╔══

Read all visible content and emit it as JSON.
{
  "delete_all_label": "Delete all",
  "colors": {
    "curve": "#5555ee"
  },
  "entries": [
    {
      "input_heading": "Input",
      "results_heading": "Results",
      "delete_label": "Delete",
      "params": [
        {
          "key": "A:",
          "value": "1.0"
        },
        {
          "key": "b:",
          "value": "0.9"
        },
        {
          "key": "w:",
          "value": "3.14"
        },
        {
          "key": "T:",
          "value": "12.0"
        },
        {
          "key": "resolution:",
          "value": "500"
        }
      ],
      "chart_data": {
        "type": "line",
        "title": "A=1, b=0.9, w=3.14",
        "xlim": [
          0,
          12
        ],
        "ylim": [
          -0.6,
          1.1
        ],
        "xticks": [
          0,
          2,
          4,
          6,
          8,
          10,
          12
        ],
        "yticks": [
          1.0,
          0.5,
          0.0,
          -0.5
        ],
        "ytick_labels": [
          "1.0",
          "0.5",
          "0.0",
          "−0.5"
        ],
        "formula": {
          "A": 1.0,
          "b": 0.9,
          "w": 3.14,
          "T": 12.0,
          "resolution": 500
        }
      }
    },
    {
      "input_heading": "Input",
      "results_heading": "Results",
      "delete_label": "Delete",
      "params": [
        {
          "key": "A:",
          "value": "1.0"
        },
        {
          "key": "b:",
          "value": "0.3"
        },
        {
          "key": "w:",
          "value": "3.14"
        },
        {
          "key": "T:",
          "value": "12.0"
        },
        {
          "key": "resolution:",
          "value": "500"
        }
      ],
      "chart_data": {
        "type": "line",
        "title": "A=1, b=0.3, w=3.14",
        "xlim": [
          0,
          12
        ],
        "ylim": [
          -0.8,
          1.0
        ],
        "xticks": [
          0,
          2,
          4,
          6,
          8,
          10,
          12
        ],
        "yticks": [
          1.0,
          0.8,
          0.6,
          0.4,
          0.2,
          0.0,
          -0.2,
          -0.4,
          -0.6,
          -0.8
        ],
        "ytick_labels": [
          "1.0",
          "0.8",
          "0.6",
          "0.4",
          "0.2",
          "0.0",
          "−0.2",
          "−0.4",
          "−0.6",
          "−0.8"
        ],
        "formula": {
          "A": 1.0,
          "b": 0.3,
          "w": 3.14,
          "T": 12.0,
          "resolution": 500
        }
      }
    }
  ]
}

╚══

-- WHAT YOU HAVE TO DO --
All of the data must be returned exactly.

-- ANSWER FOR THIS EXERCISE --
Read all visible content and emit it as JSON.
{
  "delete_all_label": "Delete all",
  "colors": {
    "curve": "#5555ee"
  },
  "entries": [
    {
      "input_heading": "Input",
      "results_heading": "Results",
      "delete_label": "Delete",
      "params": [
        {
          "key": "A:",
          "value": "1.0"
        },
        {
          "key": "b:",
          "value": "0.9"
        },
        {
          "key": "w:",
          "value": "3.14"
        },
        {
          "key": "T:",
          "value": "12.0"
        },
        {
          "key": "resolution:",
          "value": "500"
        }
      ],
      "chart_data": {
        "type": "line",
        "title": "A=1, b=0.9, w=3.14",
        "xlim": [
          0,
          12
        ],
        "ylim": [
          -0.6,
          1.1
        ],
        "xticks": [
          0,
          2,
          4,
          6,
          8,
          10,
          12
        ],
        "yticks": [
          1.0,
          0.5,
          0.0,
          -0.5
        ],
        "ytick_labels": [
          "1.0",
          "0.5",
          "0.0",
          "−0.5"
        ],
        "formula": {
          "A": 1.0,
          "b": 0.9,
          "w": 3.14,
          "T": 12.0,
          "resolution": 500
        }
      }
    },
    {
      "input_heading": "Input",
      "results_heading": "Results",
      "delete_label": "Delete",
      "params": [
        {
          "key": "A:",
          "value": "1.0"
        },
        {
          "key": "b:",
          "value": "0.3"
        },
        {
          "key": "w:",
          "value": "3.14"
        },
        {
          "key": "T:",
          "value": "12.0"
        },
        {
          "key": "resolution:",
          "value": "500"
        }
      ],
      "chart_data": {
        "type": "line",
        "title": "A=1, b=0.3, w=3.14",
        "xlim": [
          0,
          12
        ],
        "ylim": [
          -0.8,
          1.0
        ],
        "xticks": [
          0,
          2,
          4,
          6,
          8,
          10,
          12
        ],
        "yticks": [
          1.0,
          0.8,
          0.6,
          0.4,
          0.2,
          0.0,
          -0.2,
          -0.4,
          -0.6,
          -0.8
        ],
        "ytick_labels": [
          "1.0",
          "0.8",
          "0.6",
          "0.4",
          "0.2",
          "0.0",
          "−0.2",
          "−0.4",
          "−0.6",
          "−0.8"
        ],
        "formula": {
          "A": 1.0,
          "b": 0.3,
          "w": 3.14,
          "T": 12.0,
          "resolution": 500
        }
      }
    }
  ]
}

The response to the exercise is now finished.